SELECTED EXTRACT:
+-------+
As of late 2020, there are numerous software tools for formalizing and automating legal rules, but there’s not much of a standardized or accepted way to compare their abilities to one another. It’s one thing to see how a legal automation tool works on a problem set devised by the tool’s author, but that doesn’t provide strong evidence that the tool can model a significant share of the legal concepts found in real sources of law like contracts, legislation, and court decisions.

If legal automation tools were tested against a standard problem set that was representative of a reasonable variety of legal rules, it would become much easier to understand how broadly useful each tool is, and it might even reveal that there are fundamental problems in legal rule formalization that haven’t been solved by anybody. There wouldn’t be any guarantee that a standard problem set covered every structure of rule that could be found in a real legal system, but it would at least function as a sanity check to indicate that the tool is powerful enough to model some laws found in real life.

A Standard Dataset for Statute Automation

My favorite candidate for such a standard problem set is the Beard Tax Act test document from the New Zealand Government Service Innovation Lab. This document was apparently created as part of New Zealand’s Better Rules initiative, which I believe has now wound down. The Beard Tax Act document itself is a PDF, which the Innovation Lab started to use for a sort of bake-off of competing legal rule automation methods, at the same time as they moved forward with a larger “Rules as Code” law formalization effort using the OpenFisca Python framework. The Beard Tax Act document doesn’t name its author, and I wasn’t able to verify who wrote it, but it may have been the work of Merrin Macleod, who uploaded it to GitHub.
+-------+
WHAT TO WORK ON: Reproduce the whole piece above on testing legal automation tools against a standard problem set, word for word.

Saved entries:
+-------+
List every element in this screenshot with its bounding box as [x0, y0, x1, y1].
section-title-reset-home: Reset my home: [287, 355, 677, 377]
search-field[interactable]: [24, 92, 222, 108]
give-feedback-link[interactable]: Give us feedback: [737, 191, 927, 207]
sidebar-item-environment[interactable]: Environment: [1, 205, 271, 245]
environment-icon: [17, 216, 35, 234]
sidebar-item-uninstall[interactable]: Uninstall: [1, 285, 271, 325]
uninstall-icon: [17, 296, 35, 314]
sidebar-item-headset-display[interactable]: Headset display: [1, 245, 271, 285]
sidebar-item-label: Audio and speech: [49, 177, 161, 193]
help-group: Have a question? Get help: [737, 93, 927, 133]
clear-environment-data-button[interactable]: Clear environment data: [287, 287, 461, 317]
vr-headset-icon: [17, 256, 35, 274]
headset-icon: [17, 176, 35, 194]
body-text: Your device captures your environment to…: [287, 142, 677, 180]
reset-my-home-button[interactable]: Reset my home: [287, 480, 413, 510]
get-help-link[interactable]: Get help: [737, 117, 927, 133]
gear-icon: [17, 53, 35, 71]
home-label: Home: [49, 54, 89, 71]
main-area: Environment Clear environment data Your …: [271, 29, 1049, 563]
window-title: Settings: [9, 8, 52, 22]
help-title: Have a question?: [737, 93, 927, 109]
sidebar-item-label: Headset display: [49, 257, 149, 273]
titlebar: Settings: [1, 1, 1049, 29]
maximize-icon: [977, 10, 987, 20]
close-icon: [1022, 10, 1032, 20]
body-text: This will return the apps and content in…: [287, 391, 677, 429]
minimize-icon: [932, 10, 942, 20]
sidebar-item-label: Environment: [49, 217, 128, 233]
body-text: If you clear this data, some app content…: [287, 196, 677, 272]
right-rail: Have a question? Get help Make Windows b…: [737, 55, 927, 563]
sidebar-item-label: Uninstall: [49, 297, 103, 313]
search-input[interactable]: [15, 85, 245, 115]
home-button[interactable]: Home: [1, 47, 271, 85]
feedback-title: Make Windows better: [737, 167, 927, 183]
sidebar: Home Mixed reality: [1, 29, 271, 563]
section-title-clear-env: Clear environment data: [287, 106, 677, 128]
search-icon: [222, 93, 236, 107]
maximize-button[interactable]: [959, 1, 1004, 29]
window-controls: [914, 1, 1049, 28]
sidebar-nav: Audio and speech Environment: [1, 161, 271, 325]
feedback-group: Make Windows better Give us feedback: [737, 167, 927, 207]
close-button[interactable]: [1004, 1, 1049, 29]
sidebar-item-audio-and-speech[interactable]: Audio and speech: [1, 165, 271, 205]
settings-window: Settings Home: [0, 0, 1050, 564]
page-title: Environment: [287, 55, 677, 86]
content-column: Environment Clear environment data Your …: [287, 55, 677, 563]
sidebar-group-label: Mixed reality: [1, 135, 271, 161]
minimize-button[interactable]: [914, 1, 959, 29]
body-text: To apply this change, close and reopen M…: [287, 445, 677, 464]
+-------+
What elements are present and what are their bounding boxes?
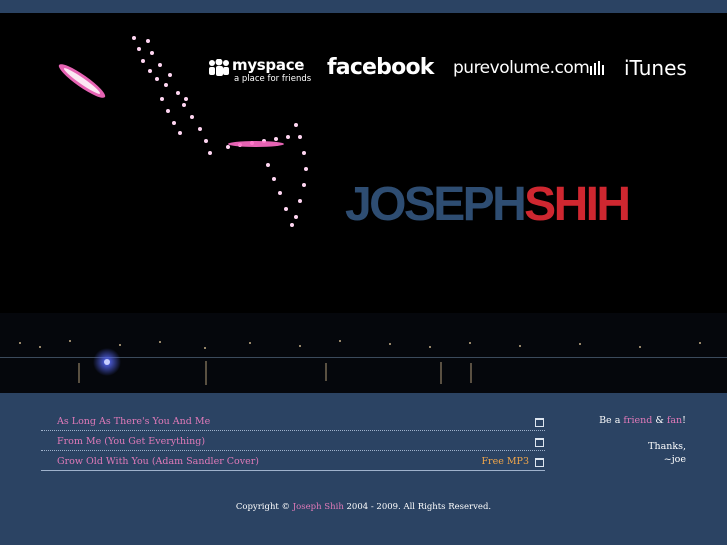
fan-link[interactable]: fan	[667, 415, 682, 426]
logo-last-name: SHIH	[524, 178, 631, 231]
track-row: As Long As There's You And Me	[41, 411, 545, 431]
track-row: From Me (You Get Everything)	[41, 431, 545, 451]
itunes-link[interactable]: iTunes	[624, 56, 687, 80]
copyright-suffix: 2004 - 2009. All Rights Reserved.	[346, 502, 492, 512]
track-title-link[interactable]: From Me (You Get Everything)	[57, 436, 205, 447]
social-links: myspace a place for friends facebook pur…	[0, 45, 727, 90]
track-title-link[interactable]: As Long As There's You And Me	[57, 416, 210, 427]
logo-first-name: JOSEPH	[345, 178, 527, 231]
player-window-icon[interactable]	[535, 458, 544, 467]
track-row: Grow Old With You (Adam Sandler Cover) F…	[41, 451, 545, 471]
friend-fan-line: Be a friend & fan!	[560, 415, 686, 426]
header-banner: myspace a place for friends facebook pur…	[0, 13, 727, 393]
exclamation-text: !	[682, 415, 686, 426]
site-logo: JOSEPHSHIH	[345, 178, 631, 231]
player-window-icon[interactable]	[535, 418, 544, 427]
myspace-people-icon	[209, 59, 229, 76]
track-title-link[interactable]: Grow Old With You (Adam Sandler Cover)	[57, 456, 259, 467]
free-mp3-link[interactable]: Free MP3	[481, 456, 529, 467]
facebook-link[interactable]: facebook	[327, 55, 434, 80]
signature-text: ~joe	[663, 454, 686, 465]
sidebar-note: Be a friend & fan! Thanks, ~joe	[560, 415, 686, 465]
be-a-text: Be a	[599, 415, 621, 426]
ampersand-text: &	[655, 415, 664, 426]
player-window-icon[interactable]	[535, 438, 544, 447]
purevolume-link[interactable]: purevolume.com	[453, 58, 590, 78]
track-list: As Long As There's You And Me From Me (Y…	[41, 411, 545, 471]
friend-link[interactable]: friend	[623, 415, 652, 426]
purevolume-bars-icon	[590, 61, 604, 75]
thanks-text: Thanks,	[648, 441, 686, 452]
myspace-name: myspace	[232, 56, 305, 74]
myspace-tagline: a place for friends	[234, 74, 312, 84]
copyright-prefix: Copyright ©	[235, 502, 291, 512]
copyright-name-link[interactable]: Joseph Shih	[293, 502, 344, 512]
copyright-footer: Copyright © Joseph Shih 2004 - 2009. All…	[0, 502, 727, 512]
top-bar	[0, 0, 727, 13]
+-------+
CORRECT RESULT:
As of late 2020, there are numerous software tools for formalizing and automating legal rules, but there’s not much of a standardized or accepted way to compare their abilities to one another. It’s one thing to see how a legal automation tool works on a problem set devised by the tool’s author, but that doesn’t provide strong evidence that the tool can model a significant share of the legal concepts found in real sources of law like contracts, legislation, and court decisions.

If legal automation tools were tested against a standard problem set that was representative of a reasonable variety of legal rules, it would become much easier to understand how broadly useful each tool is, and it might even reveal that there are fundamental problems in legal rule formalization that haven’t been solved by anybody. There wouldn’t be any guarantee that a standard problem set covered every structure of rule that could be found in a real legal system, but it would at least function as a sanity check to indicate that the tool is powerful enough to model some laws found in real life.

A Standard Dataset for Statute Automation

My favorite candidate for such a standard problem set is the Beard Tax Act test document from the New Zealand Government Service Innovation Lab. This document was apparently created as part of New Zealand’s Better Rules initiative, which I believe has now wound down. The Beard Tax Act document itself is a PDF, which the Innovation Lab started to use for a sort of bake-off of competing legal rule automation methods, at the same time as they moved forward with a larger “Rules as Code” law formalization effort using the OpenFisca Python framework. The Beard Tax Act document doesn’t name its author, and I wasn’t able to verify who wrote it, but it may have been the work of Merrin Macleod, who uploaded it to GitHub.